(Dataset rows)
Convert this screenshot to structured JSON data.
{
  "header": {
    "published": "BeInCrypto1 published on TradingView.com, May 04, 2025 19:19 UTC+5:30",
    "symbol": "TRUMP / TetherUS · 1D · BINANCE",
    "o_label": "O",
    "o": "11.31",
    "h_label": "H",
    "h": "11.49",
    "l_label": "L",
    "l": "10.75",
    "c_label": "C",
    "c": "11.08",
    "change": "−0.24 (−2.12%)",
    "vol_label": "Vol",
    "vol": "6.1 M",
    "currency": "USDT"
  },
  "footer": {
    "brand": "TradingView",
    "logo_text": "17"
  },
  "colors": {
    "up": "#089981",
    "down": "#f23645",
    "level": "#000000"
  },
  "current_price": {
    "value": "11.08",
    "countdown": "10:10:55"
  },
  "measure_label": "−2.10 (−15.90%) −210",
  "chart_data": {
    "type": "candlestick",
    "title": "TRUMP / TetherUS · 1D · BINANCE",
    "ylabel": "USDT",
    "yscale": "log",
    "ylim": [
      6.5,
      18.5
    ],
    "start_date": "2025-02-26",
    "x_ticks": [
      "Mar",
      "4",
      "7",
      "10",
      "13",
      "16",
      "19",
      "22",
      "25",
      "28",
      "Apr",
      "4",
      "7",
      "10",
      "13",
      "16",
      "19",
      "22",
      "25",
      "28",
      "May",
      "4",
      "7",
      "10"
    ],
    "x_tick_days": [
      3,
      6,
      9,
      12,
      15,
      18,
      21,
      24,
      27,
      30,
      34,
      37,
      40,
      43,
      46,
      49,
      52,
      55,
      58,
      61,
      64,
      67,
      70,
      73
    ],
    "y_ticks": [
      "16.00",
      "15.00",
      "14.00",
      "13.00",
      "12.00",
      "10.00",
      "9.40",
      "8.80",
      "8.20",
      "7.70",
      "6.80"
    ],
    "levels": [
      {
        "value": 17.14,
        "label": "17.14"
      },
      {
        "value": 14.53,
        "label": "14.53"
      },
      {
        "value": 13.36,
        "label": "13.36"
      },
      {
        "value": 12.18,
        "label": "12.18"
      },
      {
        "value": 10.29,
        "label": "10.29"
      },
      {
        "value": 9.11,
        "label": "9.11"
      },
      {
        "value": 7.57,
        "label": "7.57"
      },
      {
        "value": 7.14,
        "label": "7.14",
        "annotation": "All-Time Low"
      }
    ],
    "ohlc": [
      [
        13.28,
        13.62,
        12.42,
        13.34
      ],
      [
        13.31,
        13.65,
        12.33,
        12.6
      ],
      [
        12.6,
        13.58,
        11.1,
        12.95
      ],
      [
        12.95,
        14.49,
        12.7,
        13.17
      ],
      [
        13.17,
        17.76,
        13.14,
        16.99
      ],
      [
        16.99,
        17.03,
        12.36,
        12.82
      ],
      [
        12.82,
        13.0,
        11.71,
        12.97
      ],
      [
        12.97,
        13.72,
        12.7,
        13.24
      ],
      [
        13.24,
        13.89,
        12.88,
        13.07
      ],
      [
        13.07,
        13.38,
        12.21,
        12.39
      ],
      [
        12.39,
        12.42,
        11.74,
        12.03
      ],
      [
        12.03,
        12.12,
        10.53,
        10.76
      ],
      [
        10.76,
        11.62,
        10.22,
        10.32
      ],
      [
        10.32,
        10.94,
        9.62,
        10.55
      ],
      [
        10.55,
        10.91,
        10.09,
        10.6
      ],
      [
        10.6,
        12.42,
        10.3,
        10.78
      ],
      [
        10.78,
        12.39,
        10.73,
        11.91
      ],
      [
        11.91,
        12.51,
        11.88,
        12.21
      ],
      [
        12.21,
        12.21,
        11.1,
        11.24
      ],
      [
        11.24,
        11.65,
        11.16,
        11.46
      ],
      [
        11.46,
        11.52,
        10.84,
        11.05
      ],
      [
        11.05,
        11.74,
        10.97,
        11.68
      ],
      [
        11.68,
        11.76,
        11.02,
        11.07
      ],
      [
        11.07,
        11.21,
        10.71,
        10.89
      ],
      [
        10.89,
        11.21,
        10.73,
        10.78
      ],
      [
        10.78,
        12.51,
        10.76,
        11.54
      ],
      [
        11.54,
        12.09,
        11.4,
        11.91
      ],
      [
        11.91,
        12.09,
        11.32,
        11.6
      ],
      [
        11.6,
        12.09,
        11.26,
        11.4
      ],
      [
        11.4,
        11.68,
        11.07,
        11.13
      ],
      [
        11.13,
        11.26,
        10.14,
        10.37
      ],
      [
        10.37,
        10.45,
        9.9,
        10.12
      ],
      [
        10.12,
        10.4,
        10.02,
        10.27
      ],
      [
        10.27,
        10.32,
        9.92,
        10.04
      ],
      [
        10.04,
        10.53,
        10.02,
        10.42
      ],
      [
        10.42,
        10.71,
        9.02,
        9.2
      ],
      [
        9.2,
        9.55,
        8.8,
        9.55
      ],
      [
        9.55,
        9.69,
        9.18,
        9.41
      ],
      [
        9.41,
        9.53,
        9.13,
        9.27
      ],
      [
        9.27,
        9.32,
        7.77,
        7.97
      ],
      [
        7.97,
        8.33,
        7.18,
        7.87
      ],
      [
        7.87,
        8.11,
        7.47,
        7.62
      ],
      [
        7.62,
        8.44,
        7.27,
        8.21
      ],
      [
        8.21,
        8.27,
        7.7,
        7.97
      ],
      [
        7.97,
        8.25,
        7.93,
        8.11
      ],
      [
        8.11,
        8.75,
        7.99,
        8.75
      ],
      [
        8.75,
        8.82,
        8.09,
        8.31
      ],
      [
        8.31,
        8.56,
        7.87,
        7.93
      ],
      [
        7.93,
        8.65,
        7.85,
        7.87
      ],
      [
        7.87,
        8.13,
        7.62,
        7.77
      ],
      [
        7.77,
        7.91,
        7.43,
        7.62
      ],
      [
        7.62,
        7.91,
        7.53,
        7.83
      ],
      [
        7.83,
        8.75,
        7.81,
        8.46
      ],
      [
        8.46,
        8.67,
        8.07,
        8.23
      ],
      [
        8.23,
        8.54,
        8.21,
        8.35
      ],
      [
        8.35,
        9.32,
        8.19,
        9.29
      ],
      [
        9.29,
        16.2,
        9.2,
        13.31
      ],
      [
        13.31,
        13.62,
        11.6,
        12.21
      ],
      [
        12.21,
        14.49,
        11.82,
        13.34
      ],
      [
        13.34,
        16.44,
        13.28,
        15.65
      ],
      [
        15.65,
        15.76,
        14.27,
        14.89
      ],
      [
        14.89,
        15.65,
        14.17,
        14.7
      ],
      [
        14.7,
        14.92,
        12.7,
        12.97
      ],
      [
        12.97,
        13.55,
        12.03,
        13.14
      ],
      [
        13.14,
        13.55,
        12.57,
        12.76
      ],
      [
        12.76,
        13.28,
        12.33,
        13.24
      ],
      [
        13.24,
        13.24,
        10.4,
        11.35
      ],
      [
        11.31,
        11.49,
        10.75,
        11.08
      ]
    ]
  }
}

EXERCISE OBJECTIVE: Identify every line holding the word "value" and copy it out.

OUTPUT:
    "value": "11.08",
        "value": 17.14,
        "value": 14.53,
        "value": 13.36,
        "value": 12.18,
        "value": 10.29,
        "value": 9.11,
        "value": 7.57,
        "value": 7.14,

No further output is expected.